-- GIVEN EXERCISE --
From the listing below, extract every line containing "title".

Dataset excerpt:
[Start]
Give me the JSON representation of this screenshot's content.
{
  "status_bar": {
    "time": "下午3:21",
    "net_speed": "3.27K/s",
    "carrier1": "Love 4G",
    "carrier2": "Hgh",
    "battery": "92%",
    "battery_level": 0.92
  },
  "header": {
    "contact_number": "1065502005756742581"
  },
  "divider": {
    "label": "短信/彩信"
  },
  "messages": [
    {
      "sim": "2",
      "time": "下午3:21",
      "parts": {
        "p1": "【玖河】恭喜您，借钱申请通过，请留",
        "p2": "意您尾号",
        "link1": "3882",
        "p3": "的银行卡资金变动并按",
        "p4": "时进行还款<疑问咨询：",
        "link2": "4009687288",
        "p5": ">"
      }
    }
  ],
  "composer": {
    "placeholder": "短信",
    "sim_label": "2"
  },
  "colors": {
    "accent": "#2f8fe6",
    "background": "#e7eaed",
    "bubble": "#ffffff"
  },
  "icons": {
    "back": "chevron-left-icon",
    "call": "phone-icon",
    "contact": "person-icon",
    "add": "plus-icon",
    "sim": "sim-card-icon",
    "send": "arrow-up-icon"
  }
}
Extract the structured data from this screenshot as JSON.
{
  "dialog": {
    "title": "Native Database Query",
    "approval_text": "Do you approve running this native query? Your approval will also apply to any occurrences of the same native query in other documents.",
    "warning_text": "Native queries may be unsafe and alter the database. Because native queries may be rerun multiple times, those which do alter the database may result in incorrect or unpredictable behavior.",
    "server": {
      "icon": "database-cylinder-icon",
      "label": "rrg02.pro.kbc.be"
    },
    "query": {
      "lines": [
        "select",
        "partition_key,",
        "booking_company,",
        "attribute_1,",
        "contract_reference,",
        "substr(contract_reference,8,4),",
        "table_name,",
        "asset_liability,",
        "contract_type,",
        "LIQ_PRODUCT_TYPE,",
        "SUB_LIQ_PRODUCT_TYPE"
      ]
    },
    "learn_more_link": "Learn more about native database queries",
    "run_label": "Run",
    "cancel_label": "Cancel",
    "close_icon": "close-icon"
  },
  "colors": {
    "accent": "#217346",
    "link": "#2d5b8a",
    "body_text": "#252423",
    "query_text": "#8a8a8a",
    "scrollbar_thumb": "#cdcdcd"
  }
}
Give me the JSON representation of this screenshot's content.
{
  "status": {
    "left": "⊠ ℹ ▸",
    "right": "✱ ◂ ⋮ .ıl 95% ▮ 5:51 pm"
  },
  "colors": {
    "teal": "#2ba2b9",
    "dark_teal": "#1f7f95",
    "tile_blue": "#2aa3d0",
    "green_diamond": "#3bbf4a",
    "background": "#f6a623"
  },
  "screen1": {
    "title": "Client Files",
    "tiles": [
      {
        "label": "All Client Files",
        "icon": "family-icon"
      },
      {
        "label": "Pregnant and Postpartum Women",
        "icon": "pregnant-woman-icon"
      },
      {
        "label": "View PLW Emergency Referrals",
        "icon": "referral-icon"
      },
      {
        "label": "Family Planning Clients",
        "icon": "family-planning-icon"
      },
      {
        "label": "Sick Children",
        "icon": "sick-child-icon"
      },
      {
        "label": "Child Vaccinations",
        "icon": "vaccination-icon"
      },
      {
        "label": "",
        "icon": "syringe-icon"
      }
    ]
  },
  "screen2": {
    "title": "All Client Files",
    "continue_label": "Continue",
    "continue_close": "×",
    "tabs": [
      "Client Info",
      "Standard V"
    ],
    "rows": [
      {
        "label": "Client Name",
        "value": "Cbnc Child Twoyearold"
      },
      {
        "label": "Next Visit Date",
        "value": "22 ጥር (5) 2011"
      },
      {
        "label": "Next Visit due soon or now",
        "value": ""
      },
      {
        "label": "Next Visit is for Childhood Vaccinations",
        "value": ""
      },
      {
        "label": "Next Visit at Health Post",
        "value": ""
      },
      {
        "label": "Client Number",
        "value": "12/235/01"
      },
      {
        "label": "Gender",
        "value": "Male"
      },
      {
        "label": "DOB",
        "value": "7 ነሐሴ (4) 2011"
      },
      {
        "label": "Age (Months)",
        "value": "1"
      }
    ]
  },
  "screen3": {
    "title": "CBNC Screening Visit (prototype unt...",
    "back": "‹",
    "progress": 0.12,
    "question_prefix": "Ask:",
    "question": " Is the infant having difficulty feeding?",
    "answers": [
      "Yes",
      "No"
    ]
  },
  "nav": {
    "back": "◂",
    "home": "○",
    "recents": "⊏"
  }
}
[End]
-- FULL SOLUTION --
    "title": "Native Database Query",
    "title": "Client Files",
    "title": "All Client Files",
    "title": "CBNC Screening Visit (prototype unt...",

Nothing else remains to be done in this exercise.